:: WHAT THIS TASK INVOLVES ::
Rewrite each line of the listing with "front panel" changed to "faceplate" and nothing else altered. Leave the pictures out of your answer.

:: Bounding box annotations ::
━━━━━━━━━━━━━━━━━━━━━━━━━━━━━━
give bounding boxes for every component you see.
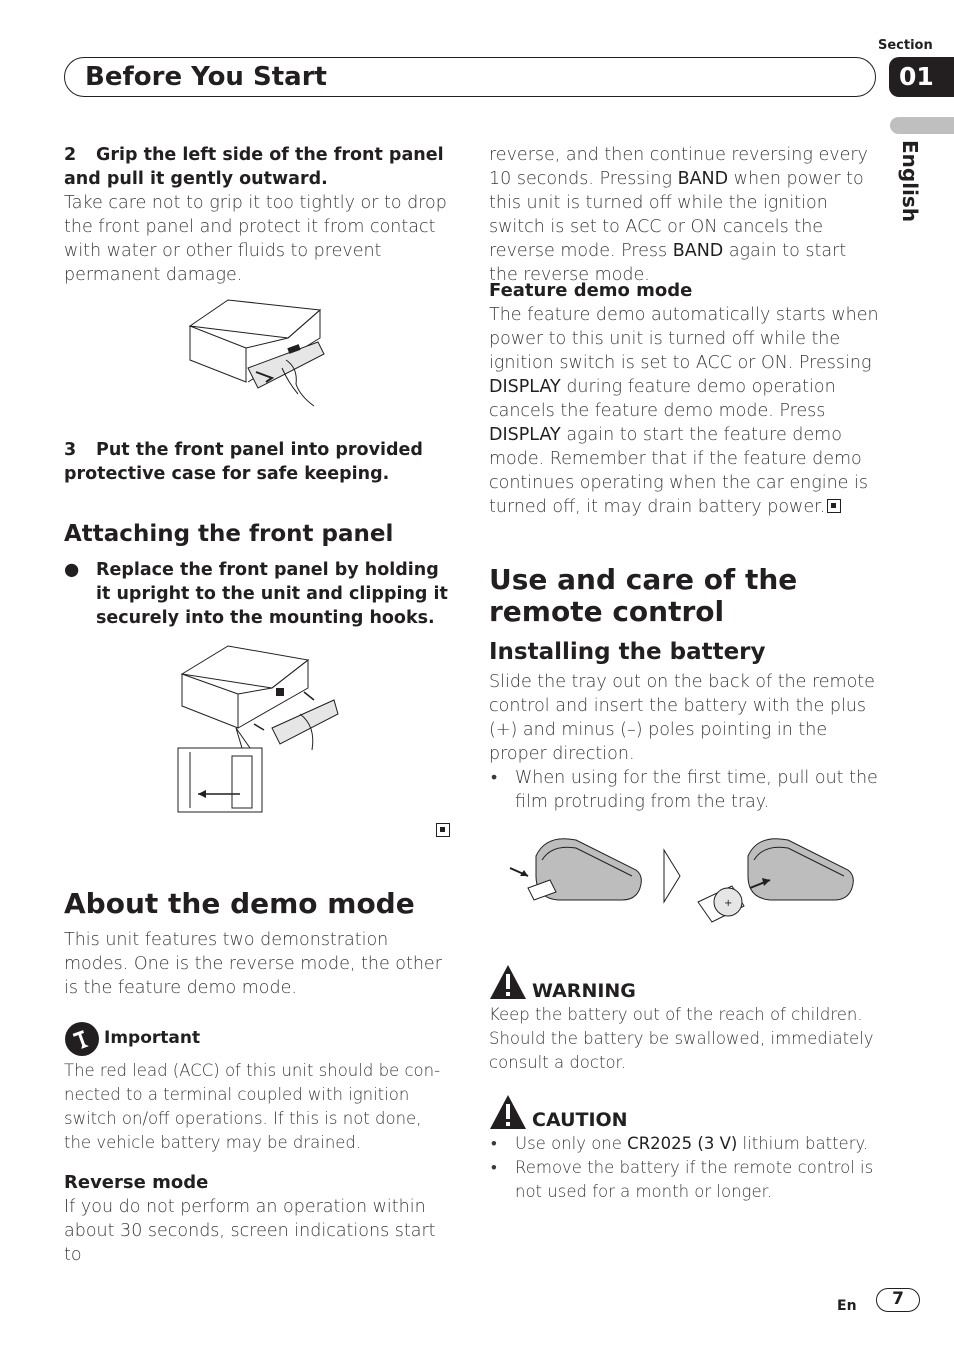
remote-control-section xyxy=(489,564,879,814)
demo-mode-body: This unit features two demonstration modes. One is the reverse mode, the other is the feature demo mode. xyxy=(64,930,442,998)
page-title: Before You Start xyxy=(85,62,327,92)
reverse-mode-section xyxy=(64,1171,449,1267)
feature-text-1: The feature demo automatically starts when power to this unit is turned off while the ignition switch is set to ACC or ON. Pressing xyxy=(489,305,879,373)
page-number: 7 xyxy=(876,1288,920,1312)
caution-item xyxy=(489,1156,879,1204)
svg-text:+: + xyxy=(724,898,733,909)
display-keyword: DISPLAY xyxy=(489,425,561,445)
step-3 xyxy=(64,438,449,486)
warning-body xyxy=(489,1003,879,1075)
battery-install-illustration xyxy=(506,826,862,930)
remote-control-heading: Use and care of the remote control xyxy=(489,563,798,628)
feature-demo-heading: Feature demo mode xyxy=(489,280,693,301)
language-tab-label: English xyxy=(898,140,922,223)
step-number: 2 xyxy=(64,145,77,165)
step-body: Take care not to grip it too tightly or to drop the front panel and protect it from contact with water or other fluids to prevent permanent damage. xyxy=(64,193,447,285)
feature-demo-section xyxy=(489,279,879,519)
attaching-bullet-text: Replace the front panel by holding it upright to the unit and clipping it securely into the mounting hooks. xyxy=(96,560,448,628)
caution-list xyxy=(489,1132,879,1204)
attaching-section xyxy=(64,520,449,630)
section-label: Section xyxy=(878,38,933,53)
display-keyword: DISPLAY xyxy=(489,377,561,397)
warning-label: WARNING xyxy=(532,980,636,1002)
bullet-icon: ● xyxy=(64,560,80,580)
step-2 xyxy=(64,143,449,287)
battery-bullet xyxy=(489,766,879,814)
important-label: Important xyxy=(104,1028,201,1048)
caution-text: lithium battery. xyxy=(737,1134,869,1153)
caution-text: Remove the battery if the remote control is not used for a month or longer. xyxy=(515,1158,874,1201)
caution-text: Use only one xyxy=(515,1134,628,1153)
step-title: Grip the left side of the front panel and pull it gently outward. xyxy=(64,145,444,189)
important-body xyxy=(64,1059,449,1155)
end-mark-icon xyxy=(827,499,841,513)
step-title: Put the front panel into provided protective case for safe keeping. xyxy=(64,440,423,484)
band-keyword: BAND xyxy=(677,169,729,189)
warning-text: Keep the battery out of the reach of children. Should the battery be swallowed, immediately consult a doctor. xyxy=(489,1005,874,1072)
front-panel-attach-illustration xyxy=(176,644,346,814)
reverse-mode-heading: Reverse mode xyxy=(64,1172,209,1193)
band-keyword: BAND xyxy=(672,241,724,261)
bullet-icon: • xyxy=(491,1134,497,1153)
feature-text-3: again to start the feature demo mode. Remember that if the feature demo continues operating when the car engine is turned off, it may drain battery power. xyxy=(489,425,868,517)
caution-item xyxy=(489,1132,879,1156)
section-number: 01 xyxy=(889,57,954,97)
demo-mode-section xyxy=(64,888,449,1000)
reverse-mode-body: If you do not perform an operation within about 30 seconds, screen indications start to xyxy=(64,1197,436,1265)
step-number: 3 xyxy=(64,440,77,460)
attaching-bullet xyxy=(64,558,449,630)
language-tab-marker xyxy=(890,117,954,134)
installing-battery-heading: Installing the battery xyxy=(489,639,766,665)
battery-bullet-text: When using for the first time, pull out the film protruding from the tray. xyxy=(515,768,878,812)
caution-icon xyxy=(489,1094,527,1130)
attaching-heading: Attaching the front panel xyxy=(64,521,394,547)
important-text: The red lead (ACC) of this unit should be connected to a terminal coupled with ignition switch on/off operations. If this is not done, the vehicle battery may be drained. xyxy=(64,1061,441,1152)
reverse-text-2: when power to this unit is turned off while the ignition switch is set to ACC or ON cancels the reverse mode. Press xyxy=(489,169,864,261)
important-icon xyxy=(64,1021,100,1057)
front-panel-removal-illustration xyxy=(188,298,328,408)
battery-type: CR2025 (3 V) xyxy=(627,1134,738,1153)
reverse-text-1: reverse, and then continue reversing every 10 seconds. Pressing xyxy=(489,145,868,189)
footer-language: En xyxy=(837,1298,857,1314)
battery-body: Slide the tray out on the back of the remote control and insert the battery with the plus (+) and minus (–) poles pointing in the proper direction. xyxy=(489,672,875,764)
caution-label: CAUTION xyxy=(532,1109,628,1131)
feature-text-2: during feature demo operation cancels the feature demo mode. Press xyxy=(489,377,836,421)
reverse-mode-continued xyxy=(489,143,879,287)
end-mark-icon xyxy=(436,823,450,837)
bullet-icon: • xyxy=(491,768,498,788)
reverse-text-3: again to start the reverse mode. xyxy=(489,241,847,285)
demo-mode-heading: About the demo mode xyxy=(64,887,415,920)
warning-icon xyxy=(489,964,527,1000)
bullet-icon: • xyxy=(491,1158,497,1177)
━━━━━━━━━━━━━━━━━━━━━━━━━━━━━━
:: SOLUTION BELOW ::
give bounding boxes for every component you see.
remote-control-section xyxy=(489,564,879,814)
demo-mode-body: This unit features two demonstration modes. One is the reverse mode, the other is the feature demo mode. xyxy=(64,930,442,998)
page-title: Before You Start xyxy=(85,62,327,92)
reverse-mode-section xyxy=(64,1171,449,1267)
feature-text-1: The feature demo automatically starts when power to this unit is turned off while the ignition switch is set to ACC or ON. Pressing xyxy=(489,305,879,373)
page-number: 7 xyxy=(876,1288,920,1312)
caution-item xyxy=(489,1156,879,1204)
svg-text:+: + xyxy=(724,898,733,909)
display-keyword: DISPLAY xyxy=(489,425,561,445)
step-3 xyxy=(64,438,449,486)
warning-body xyxy=(489,1003,879,1075)
battery-install-illustration xyxy=(506,826,862,930)
remote-control-heading: Use and care of the remote control xyxy=(489,563,798,628)
feature-demo-heading: Feature demo mode xyxy=(489,280,693,301)
language-tab-label: English xyxy=(898,140,922,223)
step-number: 2 xyxy=(64,145,77,165)
step-body: Take care not to grip it too tightly or to drop the faceplate and protect it from contact with water or other fluids to prevent permanent damage. xyxy=(64,193,447,285)
feature-demo-section xyxy=(489,279,879,519)
attaching-bullet-text: Replace the faceplate by holding it upright to the unit and clipping it securely into the mounting hooks. xyxy=(96,560,448,628)
caution-list xyxy=(489,1132,879,1204)
attaching-section xyxy=(64,520,449,630)
section-label: Section xyxy=(878,38,933,53)
display-keyword: DISPLAY xyxy=(489,377,561,397)
warning-label: WARNING xyxy=(532,980,636,1002)
bullet-icon: ● xyxy=(64,560,80,580)
step-2 xyxy=(64,143,449,287)
battery-bullet xyxy=(489,766,879,814)
important-label: Important xyxy=(104,1028,201,1048)
caution-text: lithium battery. xyxy=(737,1134,869,1153)
caution-text: Remove the battery if the remote control is not used for a month or longer. xyxy=(515,1158,874,1201)
caution-text: Use only one xyxy=(515,1134,628,1153)
step-title: Grip the left side of the faceplate and pull it gently outward. xyxy=(64,145,444,189)
important-body xyxy=(64,1059,449,1155)
end-mark-icon xyxy=(827,499,841,513)
step-title: Put the faceplate into provided protective case for safe keeping. xyxy=(64,440,423,484)
band-keyword: BAND xyxy=(677,169,729,189)
warning-text: Keep the battery out of the reach of children. Should the battery be swallowed, immediately consult a doctor. xyxy=(489,1005,874,1072)
front-panel-attach-illustration xyxy=(176,644,346,814)
reverse-mode-heading: Reverse mode xyxy=(64,1172,209,1193)
band-keyword: BAND xyxy=(672,241,724,261)
bullet-icon: • xyxy=(491,1134,497,1153)
feature-text-3: again to start the feature demo mode. Remember that if the feature demo continues operating when the car engine is turned off, it may drain battery power. xyxy=(489,425,868,517)
caution-item xyxy=(489,1132,879,1156)
section-number: 01 xyxy=(889,57,954,97)
demo-mode-section xyxy=(64,888,449,1000)
reverse-mode-body: If you do not perform an operation within about 30 seconds, screen indications start to xyxy=(64,1197,436,1265)
step-number: 3 xyxy=(64,440,77,460)
attaching-bullet xyxy=(64,558,449,630)
language-tab-marker xyxy=(890,117,954,134)
installing-battery-heading: Installing the battery xyxy=(489,639,766,665)
battery-bullet-text: When using for the first time, pull out the film protruding from the tray. xyxy=(515,768,878,812)
caution-icon xyxy=(489,1094,527,1130)
attaching-heading: Attaching the faceplate xyxy=(64,521,394,547)
important-text: The red lead (ACC) of this unit should be connected to a terminal coupled with ignition switch on/off operations. If this is not done, the vehicle battery may be drained. xyxy=(64,1061,441,1152)
reverse-text-2: when power to this unit is turned off while the ignition switch is set to ACC or ON cancels the reverse mode. Press xyxy=(489,169,864,261)
important-icon xyxy=(64,1021,100,1057)
front-panel-removal-illustration xyxy=(188,298,328,408)
battery-type: CR2025 (3 V) xyxy=(627,1134,738,1153)
reverse-text-1: reverse, and then continue reversing every 10 seconds. Pressing xyxy=(489,145,868,189)
footer-language: En xyxy=(837,1298,857,1314)
battery-body: Slide the tray out on the back of the remote control and insert the battery with the plus (+) and minus (–) poles pointing in the proper direction. xyxy=(489,672,875,764)
caution-label: CAUTION xyxy=(532,1109,628,1131)
feature-text-2: during feature demo operation cancels the feature demo mode. Press xyxy=(489,377,836,421)
reverse-mode-continued xyxy=(489,143,879,287)
end-mark-icon xyxy=(436,823,450,837)
bullet-icon: • xyxy=(491,768,498,788)
reverse-text-3: again to start the reverse mode. xyxy=(489,241,847,285)
demo-mode-heading: About the demo mode xyxy=(64,887,415,920)
warning-icon xyxy=(489,964,527,1000)
bullet-icon: • xyxy=(491,1158,497,1177)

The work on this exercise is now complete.